• _Task objective_:
Quote every line as written. Omit pictures.

╭─ Data provided

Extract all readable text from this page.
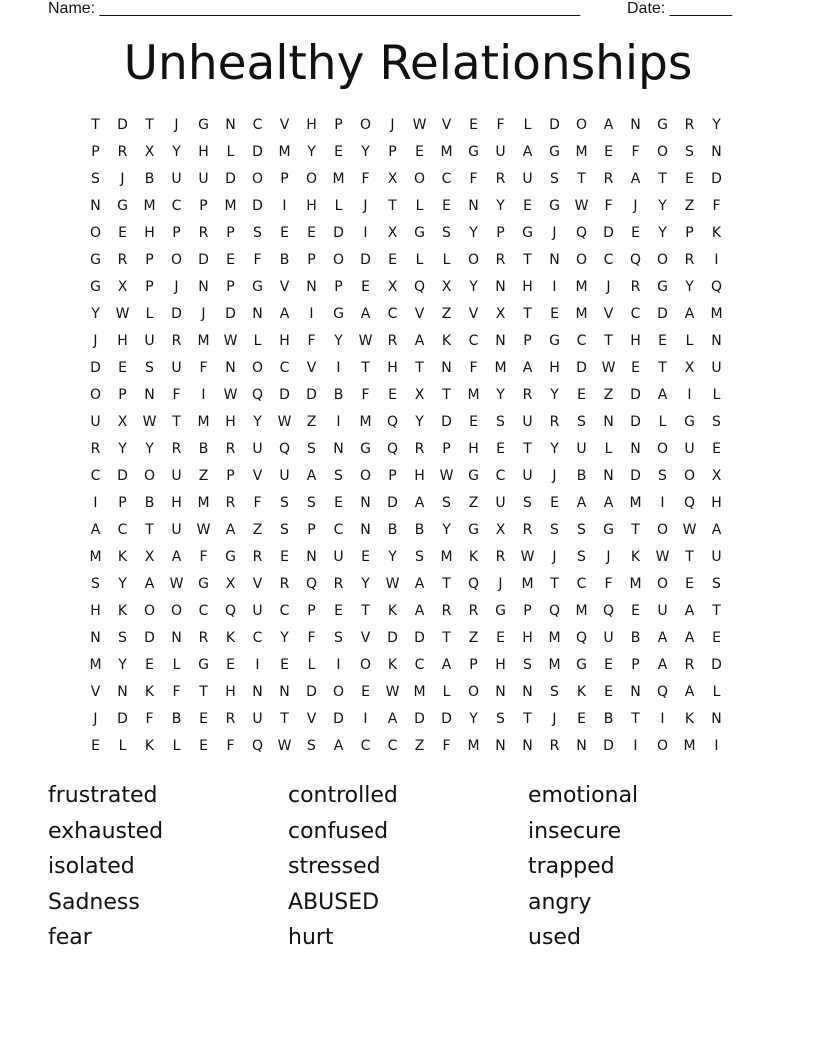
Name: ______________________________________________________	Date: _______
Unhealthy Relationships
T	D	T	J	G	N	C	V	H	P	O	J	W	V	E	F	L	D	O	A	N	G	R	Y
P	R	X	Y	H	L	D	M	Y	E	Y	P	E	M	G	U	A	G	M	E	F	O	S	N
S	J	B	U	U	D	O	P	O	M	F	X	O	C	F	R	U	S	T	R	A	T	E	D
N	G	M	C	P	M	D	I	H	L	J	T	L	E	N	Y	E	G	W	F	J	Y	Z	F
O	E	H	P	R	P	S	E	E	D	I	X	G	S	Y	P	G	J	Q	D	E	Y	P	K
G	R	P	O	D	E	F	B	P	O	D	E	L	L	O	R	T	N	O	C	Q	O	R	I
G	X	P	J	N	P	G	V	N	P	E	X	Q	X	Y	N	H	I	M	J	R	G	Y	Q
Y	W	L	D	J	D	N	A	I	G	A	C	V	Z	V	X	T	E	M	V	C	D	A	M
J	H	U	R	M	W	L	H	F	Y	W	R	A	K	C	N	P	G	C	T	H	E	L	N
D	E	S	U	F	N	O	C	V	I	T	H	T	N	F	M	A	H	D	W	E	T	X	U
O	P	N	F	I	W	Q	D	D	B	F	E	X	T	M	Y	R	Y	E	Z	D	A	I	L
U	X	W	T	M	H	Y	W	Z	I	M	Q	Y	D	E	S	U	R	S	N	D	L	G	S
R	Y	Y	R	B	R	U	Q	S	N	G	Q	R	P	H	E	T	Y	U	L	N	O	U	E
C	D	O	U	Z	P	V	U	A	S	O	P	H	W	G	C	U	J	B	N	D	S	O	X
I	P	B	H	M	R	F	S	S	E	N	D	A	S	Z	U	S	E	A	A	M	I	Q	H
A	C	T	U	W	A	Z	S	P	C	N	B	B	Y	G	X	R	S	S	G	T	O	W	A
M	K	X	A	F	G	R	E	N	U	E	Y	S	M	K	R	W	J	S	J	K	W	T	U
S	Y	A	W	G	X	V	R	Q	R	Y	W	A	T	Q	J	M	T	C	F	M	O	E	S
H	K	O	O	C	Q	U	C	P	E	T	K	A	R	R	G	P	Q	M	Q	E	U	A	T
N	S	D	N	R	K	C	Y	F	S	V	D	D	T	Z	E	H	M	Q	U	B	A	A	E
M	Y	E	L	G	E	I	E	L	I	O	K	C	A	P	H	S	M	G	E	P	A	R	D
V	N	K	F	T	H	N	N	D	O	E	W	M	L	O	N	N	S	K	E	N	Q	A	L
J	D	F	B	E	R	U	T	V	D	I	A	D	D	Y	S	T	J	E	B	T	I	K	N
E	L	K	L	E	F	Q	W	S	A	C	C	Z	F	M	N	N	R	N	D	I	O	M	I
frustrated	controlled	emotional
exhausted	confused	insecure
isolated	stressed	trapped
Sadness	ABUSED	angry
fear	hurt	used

╰─

• _The completed task_:
Extract all readable text from this page.
Name: ______________________________________________________	Date: _______
Unhealthy Relationships
T	D	T	J	G	N	C	V	H	P	O	J	W	V	E	F	L	D	O	A	N	G	R	Y
P	R	X	Y	H	L	D	M	Y	E	Y	P	E	M	G	U	A	G	M	E	F	O	S	N
S	J	B	U	U	D	O	P	O	M	F	X	O	C	F	R	U	S	T	R	A	T	E	D
N	G	M	C	P	M	D	I	H	L	J	T	L	E	N	Y	E	G	W	F	J	Y	Z	F
O	E	H	P	R	P	S	E	E	D	I	X	G	S	Y	P	G	J	Q	D	E	Y	P	K
G	R	P	O	D	E	F	B	P	O	D	E	L	L	O	R	T	N	O	C	Q	O	R	I
G	X	P	J	N	P	G	V	N	P	E	X	Q	X	Y	N	H	I	M	J	R	G	Y	Q
Y	W	L	D	J	D	N	A	I	G	A	C	V	Z	V	X	T	E	M	V	C	D	A	M
J	H	U	R	M	W	L	H	F	Y	W	R	A	K	C	N	P	G	C	T	H	E	L	N
D	E	S	U	F	N	O	C	V	I	T	H	T	N	F	M	A	H	D	W	E	T	X	U
O	P	N	F	I	W	Q	D	D	B	F	E	X	T	M	Y	R	Y	E	Z	D	A	I	L
U	X	W	T	M	H	Y	W	Z	I	M	Q	Y	D	E	S	U	R	S	N	D	L	G	S
R	Y	Y	R	B	R	U	Q	S	N	G	Q	R	P	H	E	T	Y	U	L	N	O	U	E
C	D	O	U	Z	P	V	U	A	S	O	P	H	W	G	C	U	J	B	N	D	S	O	X
I	P	B	H	M	R	F	S	S	E	N	D	A	S	Z	U	S	E	A	A	M	I	Q	H
A	C	T	U	W	A	Z	S	P	C	N	B	B	Y	G	X	R	S	S	G	T	O	W	A
M	K	X	A	F	G	R	E	N	U	E	Y	S	M	K	R	W	J	S	J	K	W	T	U
S	Y	A	W	G	X	V	R	Q	R	Y	W	A	T	Q	J	M	T	C	F	M	O	E	S
H	K	O	O	C	Q	U	C	P	E	T	K	A	R	R	G	P	Q	M	Q	E	U	A	T
N	S	D	N	R	K	C	Y	F	S	V	D	D	T	Z	E	H	M	Q	U	B	A	A	E
M	Y	E	L	G	E	I	E	L	I	O	K	C	A	P	H	S	M	G	E	P	A	R	D
V	N	K	F	T	H	N	N	D	O	E	W	M	L	O	N	N	S	K	E	N	Q	A	L
J	D	F	B	E	R	U	T	V	D	I	A	D	D	Y	S	T	J	E	B	T	I	K	N
E	L	K	L	E	F	Q	W	S	A	C	C	Z	F	M	N	N	R	N	D	I	O	M	I
frustrated	controlled	emotional
exhausted	confused	insecure
isolated	stressed	trapped
Sadness	ABUSED	angry
fear	hurt	used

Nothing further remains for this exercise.